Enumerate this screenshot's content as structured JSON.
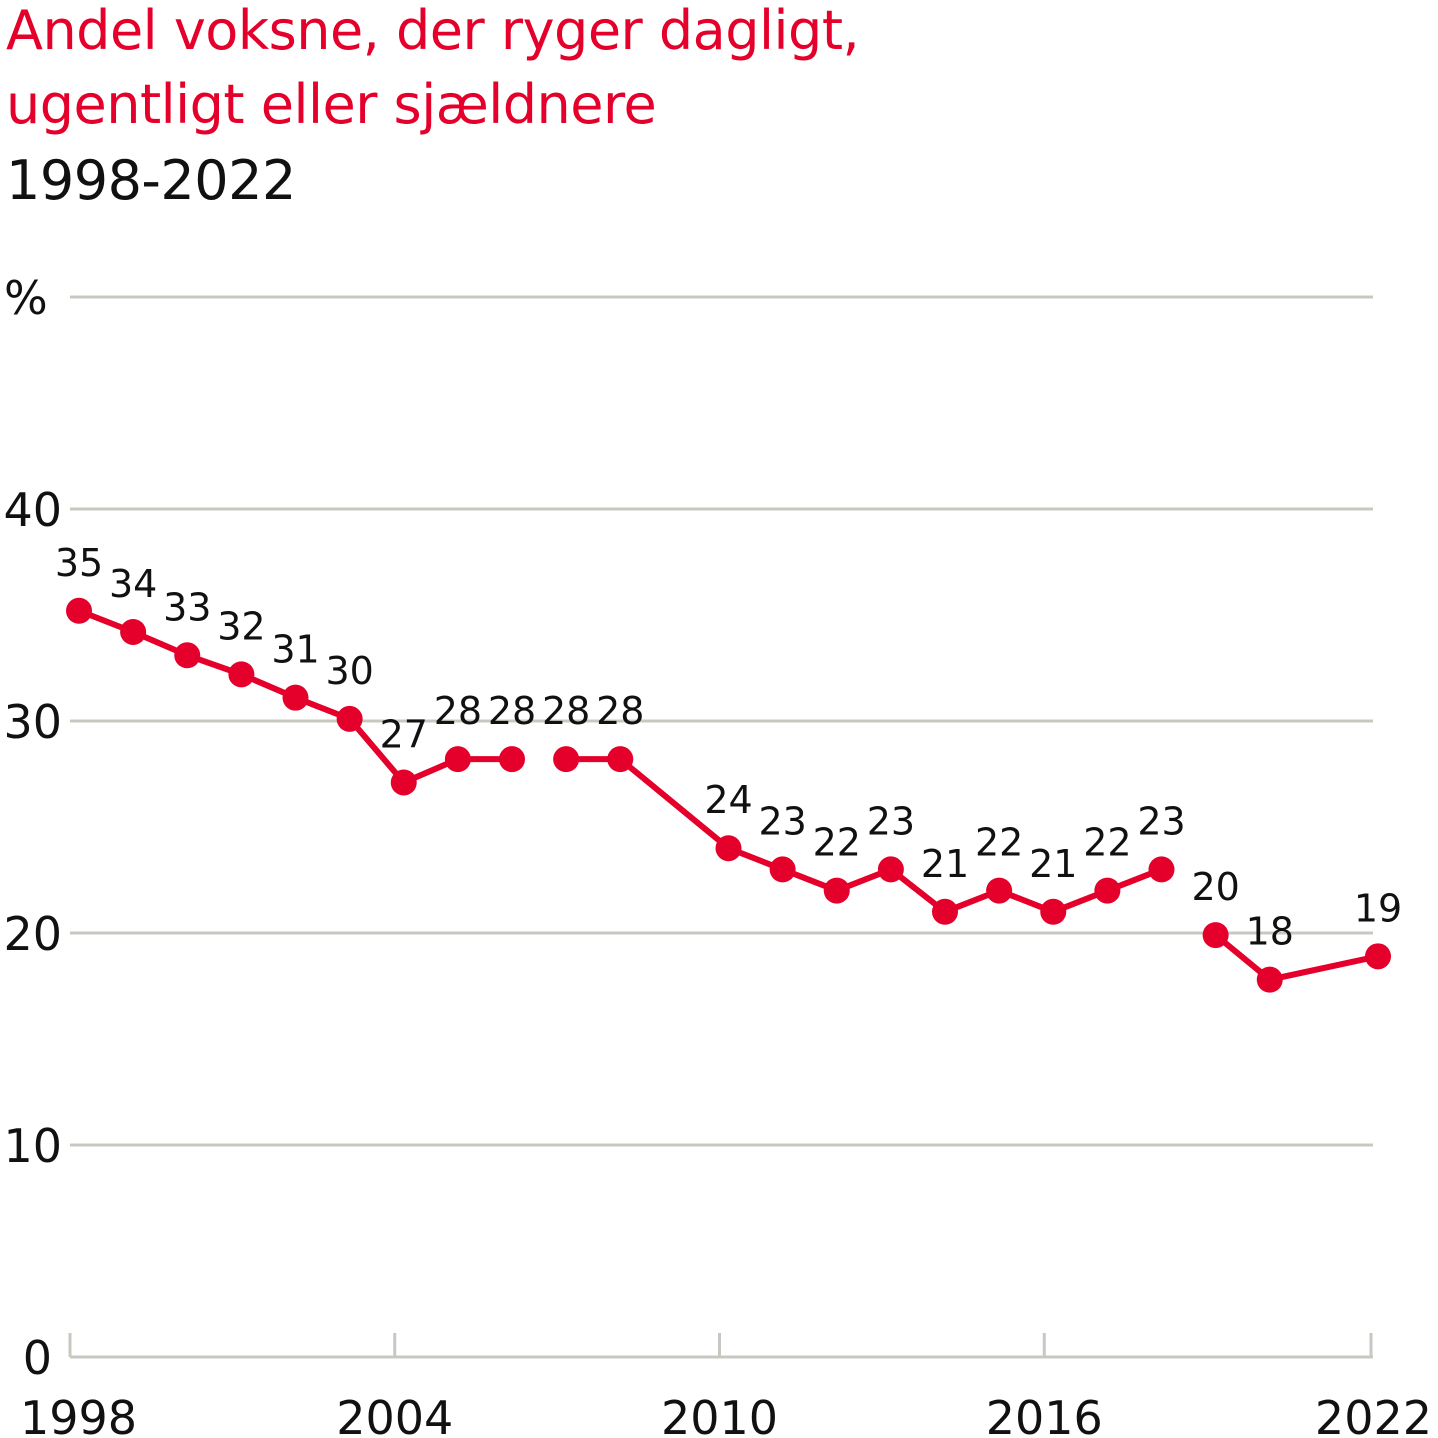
{
  "header": {
    "title_line1": "Andel voksne, der ryger dagligt,",
    "title_line2": "ugentligt eller sjældnere",
    "subtitle": "1998-2022"
  },
  "colors": {
    "series": "#e4002b",
    "grid": "#c8c8c0",
    "text": "#111111"
  },
  "chart_data": {
    "type": "line",
    "title": "Andel voksne, der ryger dagligt, ugentligt eller sjældnere",
    "subtitle": "1998-2022",
    "ylabel": "%",
    "xlabel": "",
    "ylim": [
      0,
      50
    ],
    "xlim": [
      1998,
      2022
    ],
    "y_ticks": [
      0,
      10,
      20,
      30,
      40
    ],
    "x_ticks": [
      1998,
      2004,
      2010,
      2016,
      2022
    ],
    "grid": true,
    "series": [
      {
        "name": "Andel voksne, der ryger",
        "segments": [
          {
            "points": [
              {
                "year": 1998,
                "value": 35.2,
                "label": "35"
              },
              {
                "year": 1999,
                "value": 34.2,
                "label": "34"
              },
              {
                "year": 2000,
                "value": 33.1,
                "label": "33"
              },
              {
                "year": 2001,
                "value": 32.2,
                "label": "32"
              },
              {
                "year": 2002,
                "value": 31.1,
                "label": "31"
              },
              {
                "year": 2003,
                "value": 30.1,
                "label": "30"
              },
              {
                "year": 2004,
                "value": 27.1,
                "label": "27"
              },
              {
                "year": 2005,
                "value": 28.2,
                "label": "28"
              },
              {
                "year": 2006,
                "value": 28.2,
                "label": "28"
              }
            ]
          },
          {
            "points": [
              {
                "year": 2007,
                "value": 28.2,
                "label": "28"
              },
              {
                "year": 2008,
                "value": 28.2,
                "label": "28"
              },
              {
                "year": 2010,
                "value": 24.0,
                "label": "24"
              },
              {
                "year": 2011,
                "value": 23.0,
                "label": "23"
              },
              {
                "year": 2012,
                "value": 22.0,
                "label": "22"
              },
              {
                "year": 2013,
                "value": 23.0,
                "label": "23"
              },
              {
                "year": 2014,
                "value": 21.0,
                "label": "21"
              },
              {
                "year": 2015,
                "value": 22.0,
                "label": "22"
              },
              {
                "year": 2016,
                "value": 21.0,
                "label": "21"
              },
              {
                "year": 2017,
                "value": 22.0,
                "label": "22"
              },
              {
                "year": 2018,
                "value": 23.0,
                "label": "23"
              }
            ]
          },
          {
            "points": [
              {
                "year": 2019,
                "value": 19.9,
                "label": "20"
              },
              {
                "year": 2020,
                "value": 17.8,
                "label": "18"
              },
              {
                "year": 2022,
                "value": 18.9,
                "label": "19"
              }
            ]
          }
        ]
      }
    ]
  }
}
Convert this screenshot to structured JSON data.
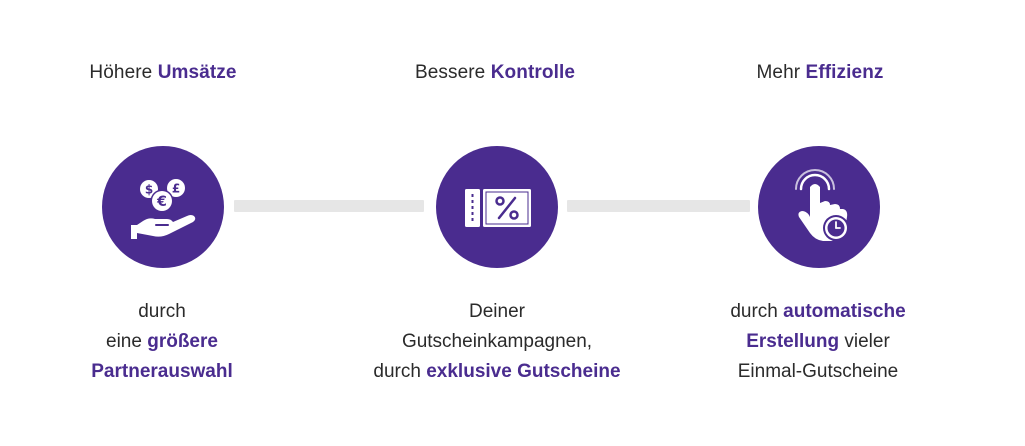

● ● ● ● ● ● ●

Required task:
Copy all of the entries verbatim, leaving out any pictures they contain.

The reply:
Enumerate this screenshot's content as structured JSON.
{
  "header": {
    "title_line1": "Andel voksne, der ryger dagligt,",
    "title_line2": "ugentligt eller sjældnere",
    "subtitle": "1998-2022"
  },
  "colors": {
    "series": "#e4002b",
    "grid": "#c8c8c0",
    "text": "#111111"
  },
  "chart_data": {
    "type": "line",
    "title": "Andel voksne, der ryger dagligt, ugentligt eller sjældnere",
    "subtitle": "1998-2022",
    "ylabel": "%",
    "xlabel": "",
    "ylim": [
      0,
      50
    ],
    "xlim": [
      1998,
      2022
    ],
    "y_ticks": [
      0,
      10,
      20,
      30,
      40
    ],
    "x_ticks": [
      1998,
      2004,
      2010,
      2016,
      2022
    ],
    "grid": true,
    "series": [
      {
        "name": "Andel voksne, der ryger",
        "segments": [
          {
            "points": [
              {
                "year": 1998,
                "value": 35.2,
                "label": "35"
              },
              {
                "year": 1999,
                "value": 34.2,
                "label": "34"
              },
              {
                "year": 2000,
                "value": 33.1,
                "label": "33"
              },
              {
                "year": 2001,
                "value": 32.2,
                "label": "32"
              },
              {
                "year": 2002,
                "value": 31.1,
                "label": "31"
              },
              {
                "year": 2003,
                "value": 30.1,
                "label": "30"
              },
              {
                "year": 2004,
                "value": 27.1,
                "label": "27"
              },
              {
                "year": 2005,
                "value": 28.2,
                "label": "28"
              },
              {
                "year": 2006,
                "value": 28.2,
                "label": "28"
              }
            ]
          },
          {
            "points": [
              {
                "year": 2007,
                "value": 28.2,
                "label": "28"
              },
              {
                "year": 2008,
                "value": 28.2,
                "label": "28"
              },
              {
                "year": 2010,
                "value": 24.0,
                "label": "24"
              },
              {
                "year": 2011,
                "value": 23.0,
                "label": "23"
              },
              {
                "year": 2012,
                "value": 22.0,
                "label": "22"
              },
              {
                "year": 2013,
                "value": 23.0,
                "label": "23"
              },
              {
                "year": 2014,
                "value": 21.0,
                "label": "21"
              },
              {
                "year": 2015,
                "value": 22.0,
                "label": "22"
              },
              {
                "year": 2016,
                "value": 21.0,
                "label": "21"
              },
              {
                "year": 2017,
                "value": 22.0,
                "label": "22"
              },
              {
                "year": 2018,
                "value": 23.0,
                "label": "23"
              }
            ]
          },
          {
            "points": [
              {
                "year": 2019,
                "value": 19.9,
                "label": "20"
              },
              {
                "year": 2020,
                "value": 17.8,
                "label": "18"
              },
              {
                "year": 2022,
                "value": 18.9,
                "label": "19"
              }
            ]
          }
        ]
      }
    ]
  }
}
Convert this screenshot to structured JSON data.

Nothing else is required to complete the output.